> _Tareas_:
1. Copia del texto sobre salarios y canasta básica todo lo que va desde "En ese mes, la" hasta "cerca de un 29%.", y reemplaza "canasta básica" por "canasta mínima".
2. Prolonga el texto sobre salarios y canasta básica a partir de su última oración.

> _Texto_:
▶

Si queremos verdaderamente entender cómo le va al bolsillo de las familias, la clave es mirar juntos dos datos: cuánto suben los salarios y cuánto cuesta la canasta básica, que es lo que marca el nivel mínimo para no ser pobre. El último mes en el que el Indec publicó ambos datos al mismo tiempo fue julio, así que ahí tenemos la foto más clara.
En ese mes, la canasta básica alimentaria (que mide el costo de los alimentos esenciales y define la línea de indigencia) salió $ 515.405, y la canasta básica total (que suma, además, vivienda, transporte y otros gastos esenciales), $ 1.149.353. En lo que va de 2025, aumentaron 14,7% y 12,2%, respectivamente; y en comparación con julio de 2024, cerca de un 29%.
En paralelo, los salarios subieron 2,5% en julio respecto a junio y 23,7% en lo que va del año. Los trabajadores registrados –privados y públicos– quedaron apenas por encima del promedio, mientras que los informales crecieron 3,6% en el mes, bastante más que la inflación, aunque desde un nivel mucho más bajo. Como las canastas subieron solo 1,9% en julio, los sueldos les ganaron en todas las categorías.
La perspectiva de un año completo es todavía más clara: entre julio 2024 y julio 2025, las canastas subieron cerca de 27%, mientras que los salarios lo hicieron 53%. Ese desfasaje explica la fuerte baja de la pobreza: del 42% a mediados de 2024 al 31,6% en el primer semestre de 2025, el nivel más bajo desde 2018. Para la segunda mitad del año, se espera que siga en torno al 35%.

◀

> _Datos registrados_:

▶

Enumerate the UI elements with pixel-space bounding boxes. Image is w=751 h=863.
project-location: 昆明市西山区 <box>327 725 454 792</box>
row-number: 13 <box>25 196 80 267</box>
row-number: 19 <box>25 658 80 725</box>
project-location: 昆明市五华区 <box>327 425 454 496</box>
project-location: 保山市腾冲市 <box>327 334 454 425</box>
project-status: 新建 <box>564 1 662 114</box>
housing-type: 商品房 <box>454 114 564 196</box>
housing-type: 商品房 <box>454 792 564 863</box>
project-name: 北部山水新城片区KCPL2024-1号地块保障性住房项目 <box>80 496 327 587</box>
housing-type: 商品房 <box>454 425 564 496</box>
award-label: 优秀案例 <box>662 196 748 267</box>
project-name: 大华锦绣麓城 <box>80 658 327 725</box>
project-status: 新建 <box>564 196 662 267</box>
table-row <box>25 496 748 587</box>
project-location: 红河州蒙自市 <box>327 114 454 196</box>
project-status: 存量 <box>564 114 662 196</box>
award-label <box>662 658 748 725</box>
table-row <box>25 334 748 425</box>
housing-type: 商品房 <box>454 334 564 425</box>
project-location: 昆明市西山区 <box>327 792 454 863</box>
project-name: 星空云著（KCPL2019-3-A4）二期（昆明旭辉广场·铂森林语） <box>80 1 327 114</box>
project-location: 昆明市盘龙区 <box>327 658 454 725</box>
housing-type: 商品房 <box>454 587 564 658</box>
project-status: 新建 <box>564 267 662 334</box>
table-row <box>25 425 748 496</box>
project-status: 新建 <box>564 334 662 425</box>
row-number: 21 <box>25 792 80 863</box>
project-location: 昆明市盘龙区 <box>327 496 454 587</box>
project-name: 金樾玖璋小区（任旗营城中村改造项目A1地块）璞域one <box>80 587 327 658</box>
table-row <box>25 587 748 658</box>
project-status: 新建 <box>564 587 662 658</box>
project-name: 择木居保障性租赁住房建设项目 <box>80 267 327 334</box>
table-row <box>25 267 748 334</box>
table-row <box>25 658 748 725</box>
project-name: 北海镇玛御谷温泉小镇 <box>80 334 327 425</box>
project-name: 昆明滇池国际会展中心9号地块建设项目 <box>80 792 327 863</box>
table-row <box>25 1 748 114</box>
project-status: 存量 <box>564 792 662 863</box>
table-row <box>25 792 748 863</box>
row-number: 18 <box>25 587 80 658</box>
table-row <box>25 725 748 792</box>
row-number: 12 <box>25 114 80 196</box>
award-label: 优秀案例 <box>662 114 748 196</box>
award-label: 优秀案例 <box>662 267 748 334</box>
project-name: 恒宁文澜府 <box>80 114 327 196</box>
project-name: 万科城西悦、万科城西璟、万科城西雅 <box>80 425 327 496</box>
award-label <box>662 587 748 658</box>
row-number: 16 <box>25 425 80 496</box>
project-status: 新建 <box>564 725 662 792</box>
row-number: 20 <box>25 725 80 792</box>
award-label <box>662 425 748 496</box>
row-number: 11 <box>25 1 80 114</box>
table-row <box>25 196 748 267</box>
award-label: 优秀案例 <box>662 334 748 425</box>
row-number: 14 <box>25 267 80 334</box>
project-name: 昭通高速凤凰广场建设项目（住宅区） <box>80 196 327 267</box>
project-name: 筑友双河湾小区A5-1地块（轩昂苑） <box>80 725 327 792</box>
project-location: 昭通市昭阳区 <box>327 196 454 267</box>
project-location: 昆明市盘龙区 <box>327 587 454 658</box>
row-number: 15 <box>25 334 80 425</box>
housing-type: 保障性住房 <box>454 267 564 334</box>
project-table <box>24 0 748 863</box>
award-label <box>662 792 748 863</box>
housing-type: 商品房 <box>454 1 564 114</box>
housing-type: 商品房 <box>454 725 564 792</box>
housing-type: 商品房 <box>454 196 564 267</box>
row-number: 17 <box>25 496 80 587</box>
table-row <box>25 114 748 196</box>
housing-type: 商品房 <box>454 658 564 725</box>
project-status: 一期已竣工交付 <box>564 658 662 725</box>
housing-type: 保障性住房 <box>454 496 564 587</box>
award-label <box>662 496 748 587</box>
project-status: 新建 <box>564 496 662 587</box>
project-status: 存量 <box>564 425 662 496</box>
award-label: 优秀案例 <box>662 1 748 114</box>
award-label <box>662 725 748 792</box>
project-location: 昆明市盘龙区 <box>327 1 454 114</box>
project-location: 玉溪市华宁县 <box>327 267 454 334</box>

◀

> _Respuestas_:
1.
En ese mes, la canasta mínima alimentaria (que mide el costo de los alimentos esenciales y define la línea de indigencia) salió $ 515.405, y la canasta mínima total (que suma, además, vivienda, transporte y otros gastos esenciales), $ 1.149.353. En lo que va de 2025, aumentaron 14,7% y 12,2%, respectivamente; y en comparación con julio de 2024, cerca de un 29%.

2.
Que la canasta aumente es inevitable mientras haya inflación. Lo decisivo es que los salarios mantengan esta ventaja: de eso depende que el alivio social no sea solo pasajero.
La otra condición para que el salario real mejore: crecer
La baja de la inflación ayuda, pero no alcanza si la economía no genera más actividad. Los acuerdos salariales dan un alivio momentáneo: permiten recuperar terreno frente a la inflación, pero no alcanzan para crecer realmente. Aun con la recuperación de los últimos meses, los salarios siguen lejos de los niveles de 2017; por ejemplo, el salario privado registrado y medido en dólares cayó cerca de 29% respecto de entonces.
Incluso los últimos datos del Emae muestran que la actividad no termina de despegar, reforzando la necesidad de crecimiento económico para que los salarios puedan avanzar más allá de la recuperación. Solo así se podrá sostener la ventaja sobre la canasta básica y consolidar la baja de la pobreza. Una inflación baja es condición necesaria, pero, sin crecimiento, la mejora del ingreso será frágil y temporal.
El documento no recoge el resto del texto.